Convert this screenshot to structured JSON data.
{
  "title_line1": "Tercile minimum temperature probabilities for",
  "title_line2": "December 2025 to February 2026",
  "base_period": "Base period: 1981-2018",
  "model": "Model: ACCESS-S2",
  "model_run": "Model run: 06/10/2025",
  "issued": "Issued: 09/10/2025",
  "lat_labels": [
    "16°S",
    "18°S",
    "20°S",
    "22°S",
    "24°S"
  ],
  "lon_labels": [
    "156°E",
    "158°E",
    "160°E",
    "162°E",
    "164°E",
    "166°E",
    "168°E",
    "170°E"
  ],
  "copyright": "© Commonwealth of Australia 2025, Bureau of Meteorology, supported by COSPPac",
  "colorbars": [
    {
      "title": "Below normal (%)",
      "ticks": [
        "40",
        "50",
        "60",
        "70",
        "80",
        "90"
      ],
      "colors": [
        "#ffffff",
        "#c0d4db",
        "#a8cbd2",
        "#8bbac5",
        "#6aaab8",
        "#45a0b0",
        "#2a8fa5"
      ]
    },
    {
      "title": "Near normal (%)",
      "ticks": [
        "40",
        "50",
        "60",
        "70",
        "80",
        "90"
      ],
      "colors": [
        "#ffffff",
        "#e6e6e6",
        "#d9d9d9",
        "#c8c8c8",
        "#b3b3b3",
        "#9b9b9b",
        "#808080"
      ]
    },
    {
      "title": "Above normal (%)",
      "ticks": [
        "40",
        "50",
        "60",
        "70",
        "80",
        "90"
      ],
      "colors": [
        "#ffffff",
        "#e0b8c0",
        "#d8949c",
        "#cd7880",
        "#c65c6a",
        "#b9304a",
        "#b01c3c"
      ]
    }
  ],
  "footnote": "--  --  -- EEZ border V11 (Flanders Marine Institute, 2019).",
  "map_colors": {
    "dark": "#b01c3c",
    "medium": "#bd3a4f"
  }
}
---
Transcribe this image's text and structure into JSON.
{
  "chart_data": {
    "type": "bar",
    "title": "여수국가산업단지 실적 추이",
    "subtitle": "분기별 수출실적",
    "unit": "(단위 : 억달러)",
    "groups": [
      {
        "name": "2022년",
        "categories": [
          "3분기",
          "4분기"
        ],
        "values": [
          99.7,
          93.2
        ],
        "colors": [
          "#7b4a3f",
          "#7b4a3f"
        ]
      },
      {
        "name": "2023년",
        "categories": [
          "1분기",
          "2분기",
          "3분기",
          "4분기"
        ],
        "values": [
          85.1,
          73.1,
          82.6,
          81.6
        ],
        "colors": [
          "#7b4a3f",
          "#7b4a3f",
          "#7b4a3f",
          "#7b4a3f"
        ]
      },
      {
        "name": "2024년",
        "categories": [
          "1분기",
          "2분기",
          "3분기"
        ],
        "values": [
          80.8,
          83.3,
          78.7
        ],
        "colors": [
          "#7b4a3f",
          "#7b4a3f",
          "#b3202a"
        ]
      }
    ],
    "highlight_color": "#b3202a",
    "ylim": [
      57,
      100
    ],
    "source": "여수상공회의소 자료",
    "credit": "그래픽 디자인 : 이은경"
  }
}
---
## WHAT YOU SHOULD DO:
Every line containing the string "JSON" must be listed.

## EXERCISE RESPONSE:
Convert this screenshot to structured JSON data.
Transcribe this image's text and structure into JSON.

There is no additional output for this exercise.